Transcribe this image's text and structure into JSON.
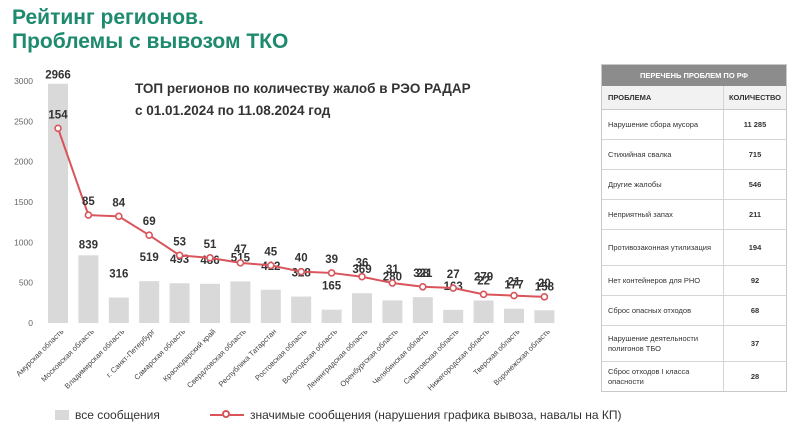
{
  "title_line1": "Рейтинг регионов.",
  "title_line2": "Проблемы с вывозом ТКО",
  "subtitle_line1": "ТОП регионов по количеству жалоб в РЭО РАДАР",
  "subtitle_line2": "с 01.01.2024 по 11.08.2024 год",
  "colors": {
    "accent": "#1e8a6e",
    "bar": "#d9d9d9",
    "line": "#d9545b"
  },
  "chart_data": {
    "type": "bar",
    "categories": [
      "Амурская область",
      "Московская область",
      "Владимирская область",
      "г. Санкт-Петербург",
      "Самарская область",
      "Краснодарский край",
      "Свердловская область",
      "Республика Татарстан",
      "Ростовская область",
      "Вологодская область",
      "Ленинградская область",
      "Оренбургская область",
      "Челябинская область",
      "Саратовская область",
      "Нижегородская область",
      "Тверская область",
      "Воронежская область"
    ],
    "series": [
      {
        "name": "все сообщения",
        "kind": "bar",
        "values": [
          2966,
          839,
          316,
          519,
          493,
          486,
          515,
          412,
          328,
          165,
          369,
          280,
          321,
          163,
          279,
          177,
          158
        ]
      },
      {
        "name": "значимые сообщения (нарушения графика вывоза, навалы на КП)",
        "kind": "line",
        "values": [
          154,
          85,
          84,
          69,
          53,
          51,
          47,
          45,
          40,
          39,
          36,
          31,
          28,
          27,
          22,
          21,
          20
        ]
      }
    ],
    "ylim": [
      0,
      3000
    ],
    "yticks": [
      0,
      500,
      1000,
      1500,
      2000,
      2500,
      3000
    ]
  },
  "legend": {
    "bar_label": "все сообщения",
    "line_label": "значимые сообщения (нарушения графика вывоза, навалы на КП)"
  },
  "table": {
    "header": "ПЕРЕЧЕНЬ ПРОБЛЕМ ПО РФ",
    "col1": "ПРОБЛЕМА",
    "col2": "КОЛИЧЕСТВО",
    "rows": [
      {
        "problem": "Нарушение сбора мусора",
        "count": "11 285"
      },
      {
        "problem": "Стихийная свалка",
        "count": "715"
      },
      {
        "problem": "Другие жалобы",
        "count": "546"
      },
      {
        "problem": "Неприятный запах",
        "count": "211"
      },
      {
        "problem": "Противозаконная утилизация",
        "count": "194"
      },
      {
        "problem": "Нет контейнеров для РНО",
        "count": "92"
      },
      {
        "problem": "Сброс опасных отходов",
        "count": "68"
      },
      {
        "problem": "Нарушение деятельности полигонов ТБО",
        "count": "37"
      },
      {
        "problem": "Сброс отходов I класса опасности",
        "count": "28"
      }
    ]
  }
}
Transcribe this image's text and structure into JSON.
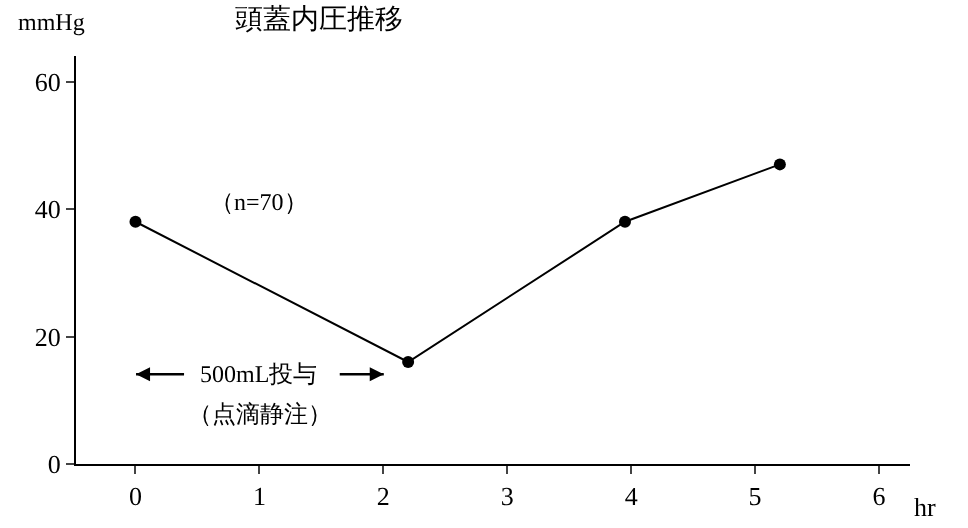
{
  "chart_data": {
    "type": "line",
    "title": "頭蓋内圧推移",
    "xlabel": "hr",
    "ylabel": "mmHg",
    "x": [
      0,
      2.2,
      3.95,
      5.2
    ],
    "series": [
      {
        "color": "#000000",
        "values": [
          38,
          16,
          38,
          47
        ]
      }
    ],
    "xlim": [
      -0.48,
      6.25
    ],
    "xticks": [
      0,
      1,
      2,
      3,
      4,
      5,
      6
    ],
    "ylim": [
      0,
      64
    ],
    "yticks": [
      0,
      20,
      40,
      60
    ],
    "grid": false,
    "marker": "circle",
    "line_style": "solid",
    "annotations": [
      "（n=70）",
      "500mL投与",
      "（点滴静注）"
    ]
  }
}
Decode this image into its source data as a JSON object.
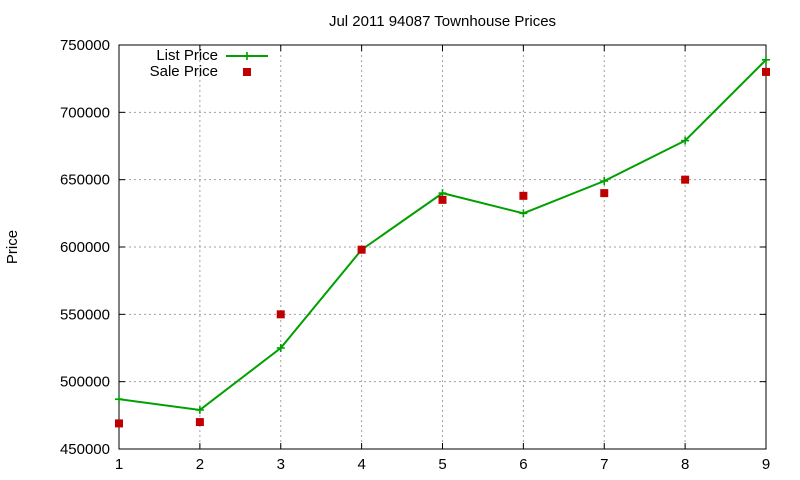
{
  "chart_data": {
    "type": "line",
    "title": "Jul 2011 94087 Townhouse Prices",
    "xlabel": "",
    "ylabel": "Price",
    "x": [
      1,
      2,
      3,
      4,
      5,
      6,
      7,
      8,
      9
    ],
    "xlim": [
      1,
      9
    ],
    "ylim": [
      450000,
      750000
    ],
    "yticks": [
      450000,
      500000,
      550000,
      600000,
      650000,
      700000,
      750000
    ],
    "xticks": [
      1,
      2,
      3,
      4,
      5,
      6,
      7,
      8,
      9
    ],
    "grid": true,
    "legend_position": "top-left",
    "series": [
      {
        "name": "List Price",
        "style": "line-with-plus-markers",
        "color": "#00a000",
        "values": [
          487000,
          479000,
          525000,
          598000,
          640000,
          625000,
          649000,
          679000,
          739000
        ]
      },
      {
        "name": "Sale Price",
        "style": "square-points",
        "color": "#c00000",
        "values": [
          469000,
          470000,
          550000,
          598000,
          635000,
          638000,
          640000,
          650000,
          730000
        ]
      }
    ]
  }
}
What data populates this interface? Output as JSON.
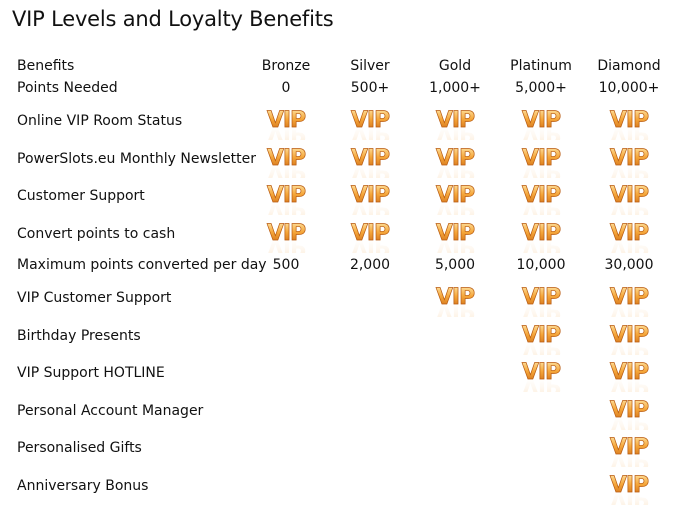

• EXERCISE INSTRUCTIONS:
Gather each line from the listing above that holds "name".

• EXERCISE SOLUTION:
        "name": "все сообщения",
        "name": "значимые сообщения (нарушения графика вывоза, навалы на КП)",
        "name": "List Price",
        "name": "Sale Price",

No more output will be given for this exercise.